*Given task:* Do any lines in the data below contain "this"? If so, copy every one of them.

*Source records:*
__________
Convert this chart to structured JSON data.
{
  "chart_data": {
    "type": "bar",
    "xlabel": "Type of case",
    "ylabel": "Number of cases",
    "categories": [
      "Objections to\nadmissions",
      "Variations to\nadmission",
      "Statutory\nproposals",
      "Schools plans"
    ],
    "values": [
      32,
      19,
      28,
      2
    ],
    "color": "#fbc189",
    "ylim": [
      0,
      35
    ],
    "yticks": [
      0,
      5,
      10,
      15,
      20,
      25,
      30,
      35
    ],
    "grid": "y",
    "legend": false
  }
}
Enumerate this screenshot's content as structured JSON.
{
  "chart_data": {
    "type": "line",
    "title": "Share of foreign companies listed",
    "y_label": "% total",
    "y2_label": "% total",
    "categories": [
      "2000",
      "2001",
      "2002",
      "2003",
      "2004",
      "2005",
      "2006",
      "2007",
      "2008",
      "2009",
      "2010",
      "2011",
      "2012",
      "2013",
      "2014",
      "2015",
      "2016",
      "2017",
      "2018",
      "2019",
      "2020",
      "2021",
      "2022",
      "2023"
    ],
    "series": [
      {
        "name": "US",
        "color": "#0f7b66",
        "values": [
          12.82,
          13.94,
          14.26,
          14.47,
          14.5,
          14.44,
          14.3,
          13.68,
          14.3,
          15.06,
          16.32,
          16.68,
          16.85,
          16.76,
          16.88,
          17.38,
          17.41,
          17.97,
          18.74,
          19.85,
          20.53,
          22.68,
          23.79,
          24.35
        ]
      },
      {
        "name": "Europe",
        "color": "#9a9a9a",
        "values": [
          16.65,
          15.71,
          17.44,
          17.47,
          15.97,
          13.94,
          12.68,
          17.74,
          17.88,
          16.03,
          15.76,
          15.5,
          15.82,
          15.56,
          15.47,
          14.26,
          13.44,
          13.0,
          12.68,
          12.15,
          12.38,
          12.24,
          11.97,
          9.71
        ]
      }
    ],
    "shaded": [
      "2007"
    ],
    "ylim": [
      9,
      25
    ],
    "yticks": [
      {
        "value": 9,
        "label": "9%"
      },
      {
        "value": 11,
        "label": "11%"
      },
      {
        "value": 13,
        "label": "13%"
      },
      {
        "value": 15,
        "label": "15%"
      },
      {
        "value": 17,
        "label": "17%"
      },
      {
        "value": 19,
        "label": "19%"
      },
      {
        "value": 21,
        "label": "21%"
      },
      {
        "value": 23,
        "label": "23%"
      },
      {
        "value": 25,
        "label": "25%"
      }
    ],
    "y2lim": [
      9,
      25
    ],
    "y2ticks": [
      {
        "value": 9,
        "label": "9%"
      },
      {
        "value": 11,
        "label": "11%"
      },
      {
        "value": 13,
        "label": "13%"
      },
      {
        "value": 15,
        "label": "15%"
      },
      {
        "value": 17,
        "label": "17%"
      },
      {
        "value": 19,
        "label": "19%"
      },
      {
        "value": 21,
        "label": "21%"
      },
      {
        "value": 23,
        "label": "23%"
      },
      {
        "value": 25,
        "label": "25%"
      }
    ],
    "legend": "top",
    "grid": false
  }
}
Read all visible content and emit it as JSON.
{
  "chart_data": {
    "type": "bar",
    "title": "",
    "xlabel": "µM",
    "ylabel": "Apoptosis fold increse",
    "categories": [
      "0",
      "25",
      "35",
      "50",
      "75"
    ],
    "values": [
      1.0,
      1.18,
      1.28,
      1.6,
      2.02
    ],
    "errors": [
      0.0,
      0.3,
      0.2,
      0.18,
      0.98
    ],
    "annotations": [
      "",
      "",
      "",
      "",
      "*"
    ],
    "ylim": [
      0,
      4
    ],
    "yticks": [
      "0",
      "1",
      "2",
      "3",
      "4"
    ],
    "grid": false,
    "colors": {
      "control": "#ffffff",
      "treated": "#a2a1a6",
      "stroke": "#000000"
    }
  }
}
__________
*Exercise result:*
Convert this chart to structured JSON data.
Enumerate this screenshot's content as structured JSON.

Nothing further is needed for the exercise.